▶ **Exercise details**:
From the entries below, pull out each line where "name" appears.

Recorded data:
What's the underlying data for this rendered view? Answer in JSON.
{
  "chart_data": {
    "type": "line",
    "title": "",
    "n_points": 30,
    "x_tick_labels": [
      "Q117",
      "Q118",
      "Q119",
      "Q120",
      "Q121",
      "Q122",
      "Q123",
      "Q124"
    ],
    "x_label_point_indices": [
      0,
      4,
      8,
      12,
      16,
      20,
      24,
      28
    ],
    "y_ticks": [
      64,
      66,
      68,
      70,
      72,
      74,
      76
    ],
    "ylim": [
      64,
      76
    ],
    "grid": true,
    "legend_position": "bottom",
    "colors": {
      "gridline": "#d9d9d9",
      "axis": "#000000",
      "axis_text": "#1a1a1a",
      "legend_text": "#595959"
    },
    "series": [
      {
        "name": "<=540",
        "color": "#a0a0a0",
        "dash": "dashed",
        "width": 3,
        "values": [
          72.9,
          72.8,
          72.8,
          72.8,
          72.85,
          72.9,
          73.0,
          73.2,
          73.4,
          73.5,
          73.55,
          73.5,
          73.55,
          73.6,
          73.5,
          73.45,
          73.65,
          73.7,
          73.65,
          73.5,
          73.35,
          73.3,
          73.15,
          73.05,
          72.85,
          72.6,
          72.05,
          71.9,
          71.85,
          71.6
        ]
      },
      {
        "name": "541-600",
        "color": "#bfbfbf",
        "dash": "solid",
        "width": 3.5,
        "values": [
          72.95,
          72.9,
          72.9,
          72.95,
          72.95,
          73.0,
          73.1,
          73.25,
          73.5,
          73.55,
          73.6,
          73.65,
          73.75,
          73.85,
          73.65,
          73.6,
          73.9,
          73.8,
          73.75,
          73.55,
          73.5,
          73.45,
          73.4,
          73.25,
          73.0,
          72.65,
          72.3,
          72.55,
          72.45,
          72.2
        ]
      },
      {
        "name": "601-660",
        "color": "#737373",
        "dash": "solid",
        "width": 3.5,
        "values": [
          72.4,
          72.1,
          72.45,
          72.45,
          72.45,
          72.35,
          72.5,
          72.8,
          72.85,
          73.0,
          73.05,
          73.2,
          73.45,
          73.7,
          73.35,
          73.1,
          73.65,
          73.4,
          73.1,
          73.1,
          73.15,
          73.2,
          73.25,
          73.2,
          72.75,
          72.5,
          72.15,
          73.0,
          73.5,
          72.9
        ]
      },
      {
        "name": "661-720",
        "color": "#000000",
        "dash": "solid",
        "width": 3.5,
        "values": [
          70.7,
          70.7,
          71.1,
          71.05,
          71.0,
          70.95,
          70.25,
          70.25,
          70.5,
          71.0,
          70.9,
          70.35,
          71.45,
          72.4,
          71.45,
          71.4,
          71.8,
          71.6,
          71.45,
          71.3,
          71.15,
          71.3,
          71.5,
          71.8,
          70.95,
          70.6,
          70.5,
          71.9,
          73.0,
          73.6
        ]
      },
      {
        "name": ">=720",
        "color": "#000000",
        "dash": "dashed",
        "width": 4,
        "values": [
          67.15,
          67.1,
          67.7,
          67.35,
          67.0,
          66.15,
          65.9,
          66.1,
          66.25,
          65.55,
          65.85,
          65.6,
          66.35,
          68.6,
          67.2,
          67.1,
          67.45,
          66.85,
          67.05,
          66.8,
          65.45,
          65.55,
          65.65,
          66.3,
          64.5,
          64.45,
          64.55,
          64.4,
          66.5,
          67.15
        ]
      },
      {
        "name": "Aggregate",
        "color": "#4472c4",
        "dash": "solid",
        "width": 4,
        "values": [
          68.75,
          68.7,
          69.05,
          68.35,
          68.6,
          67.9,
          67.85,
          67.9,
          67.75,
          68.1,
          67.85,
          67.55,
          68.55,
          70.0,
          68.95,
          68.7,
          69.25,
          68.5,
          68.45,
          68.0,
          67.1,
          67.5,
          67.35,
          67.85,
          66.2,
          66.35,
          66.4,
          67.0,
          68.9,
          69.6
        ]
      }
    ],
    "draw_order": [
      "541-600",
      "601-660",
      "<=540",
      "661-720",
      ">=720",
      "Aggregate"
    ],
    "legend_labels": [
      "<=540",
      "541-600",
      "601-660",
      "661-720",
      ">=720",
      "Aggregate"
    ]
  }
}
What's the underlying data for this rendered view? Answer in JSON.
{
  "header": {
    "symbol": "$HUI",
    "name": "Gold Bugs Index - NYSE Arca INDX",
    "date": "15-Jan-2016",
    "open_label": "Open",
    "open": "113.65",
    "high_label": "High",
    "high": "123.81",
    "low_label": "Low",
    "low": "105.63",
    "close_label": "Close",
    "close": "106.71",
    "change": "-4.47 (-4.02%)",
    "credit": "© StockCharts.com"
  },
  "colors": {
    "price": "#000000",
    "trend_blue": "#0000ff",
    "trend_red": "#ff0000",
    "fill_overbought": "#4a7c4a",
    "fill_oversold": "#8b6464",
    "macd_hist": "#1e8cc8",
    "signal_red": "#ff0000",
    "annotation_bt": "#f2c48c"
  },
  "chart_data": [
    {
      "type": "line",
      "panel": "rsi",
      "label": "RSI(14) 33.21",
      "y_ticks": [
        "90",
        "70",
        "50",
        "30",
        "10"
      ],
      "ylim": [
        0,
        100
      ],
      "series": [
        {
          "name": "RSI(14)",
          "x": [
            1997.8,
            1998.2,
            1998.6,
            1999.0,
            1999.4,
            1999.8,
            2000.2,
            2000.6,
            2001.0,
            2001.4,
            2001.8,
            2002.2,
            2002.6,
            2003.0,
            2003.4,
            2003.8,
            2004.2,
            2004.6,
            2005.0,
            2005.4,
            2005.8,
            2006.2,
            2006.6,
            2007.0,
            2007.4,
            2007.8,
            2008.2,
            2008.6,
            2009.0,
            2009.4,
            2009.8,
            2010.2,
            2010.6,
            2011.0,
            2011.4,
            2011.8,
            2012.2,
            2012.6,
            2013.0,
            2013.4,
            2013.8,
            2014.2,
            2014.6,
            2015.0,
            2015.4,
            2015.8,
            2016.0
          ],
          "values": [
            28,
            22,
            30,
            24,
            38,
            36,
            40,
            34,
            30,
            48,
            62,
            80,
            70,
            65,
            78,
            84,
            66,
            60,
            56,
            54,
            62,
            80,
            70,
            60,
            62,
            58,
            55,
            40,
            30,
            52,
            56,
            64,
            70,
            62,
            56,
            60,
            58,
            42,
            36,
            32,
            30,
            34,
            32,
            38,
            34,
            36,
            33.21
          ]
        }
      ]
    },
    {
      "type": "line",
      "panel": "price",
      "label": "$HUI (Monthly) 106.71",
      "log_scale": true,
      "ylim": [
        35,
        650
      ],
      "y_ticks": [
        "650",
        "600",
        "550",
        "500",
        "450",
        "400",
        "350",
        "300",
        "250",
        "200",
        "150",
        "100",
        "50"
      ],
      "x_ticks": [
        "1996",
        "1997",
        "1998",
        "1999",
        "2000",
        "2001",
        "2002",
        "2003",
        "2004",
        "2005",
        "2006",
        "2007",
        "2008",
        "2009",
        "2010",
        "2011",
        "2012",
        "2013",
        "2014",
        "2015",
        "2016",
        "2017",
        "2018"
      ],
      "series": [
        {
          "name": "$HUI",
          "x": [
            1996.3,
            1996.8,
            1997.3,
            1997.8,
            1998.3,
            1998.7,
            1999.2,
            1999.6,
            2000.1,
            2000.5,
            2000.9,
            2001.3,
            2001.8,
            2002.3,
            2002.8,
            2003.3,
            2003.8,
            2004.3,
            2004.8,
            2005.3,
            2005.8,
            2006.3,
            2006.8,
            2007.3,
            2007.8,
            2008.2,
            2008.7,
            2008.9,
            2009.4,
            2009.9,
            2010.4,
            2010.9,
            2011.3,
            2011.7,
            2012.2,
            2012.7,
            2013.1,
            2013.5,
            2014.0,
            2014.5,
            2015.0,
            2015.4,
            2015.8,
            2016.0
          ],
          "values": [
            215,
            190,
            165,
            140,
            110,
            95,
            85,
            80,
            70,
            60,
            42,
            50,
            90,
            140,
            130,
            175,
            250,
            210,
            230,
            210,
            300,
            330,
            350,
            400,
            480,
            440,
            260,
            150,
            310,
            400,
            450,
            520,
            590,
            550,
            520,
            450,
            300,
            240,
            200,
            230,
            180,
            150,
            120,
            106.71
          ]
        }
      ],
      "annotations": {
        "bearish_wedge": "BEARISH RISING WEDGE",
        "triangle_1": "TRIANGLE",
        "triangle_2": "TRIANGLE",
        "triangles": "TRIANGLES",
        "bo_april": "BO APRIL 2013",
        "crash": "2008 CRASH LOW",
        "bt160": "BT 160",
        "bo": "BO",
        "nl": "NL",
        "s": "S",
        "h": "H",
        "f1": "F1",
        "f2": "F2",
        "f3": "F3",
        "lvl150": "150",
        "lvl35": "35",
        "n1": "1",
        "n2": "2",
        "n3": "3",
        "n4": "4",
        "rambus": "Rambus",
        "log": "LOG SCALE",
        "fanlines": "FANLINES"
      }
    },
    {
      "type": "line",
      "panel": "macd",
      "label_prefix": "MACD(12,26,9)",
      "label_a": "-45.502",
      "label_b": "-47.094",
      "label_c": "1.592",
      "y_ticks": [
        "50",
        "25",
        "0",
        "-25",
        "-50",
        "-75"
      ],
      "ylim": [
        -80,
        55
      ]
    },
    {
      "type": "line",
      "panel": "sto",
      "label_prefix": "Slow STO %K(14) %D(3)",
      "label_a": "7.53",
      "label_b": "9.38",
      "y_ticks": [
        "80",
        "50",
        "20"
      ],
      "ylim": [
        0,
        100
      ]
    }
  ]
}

▶ **Response**:
        "name": "<=540",
        "name": "541-600",
        "name": "601-660",
        "name": "661-720",
        "name": ">=720",
        "name": "Aggregate",
    "name": "Gold Bugs Index - NYSE Arca INDX",
          "name": "RSI(14)",
          "name": "$HUI",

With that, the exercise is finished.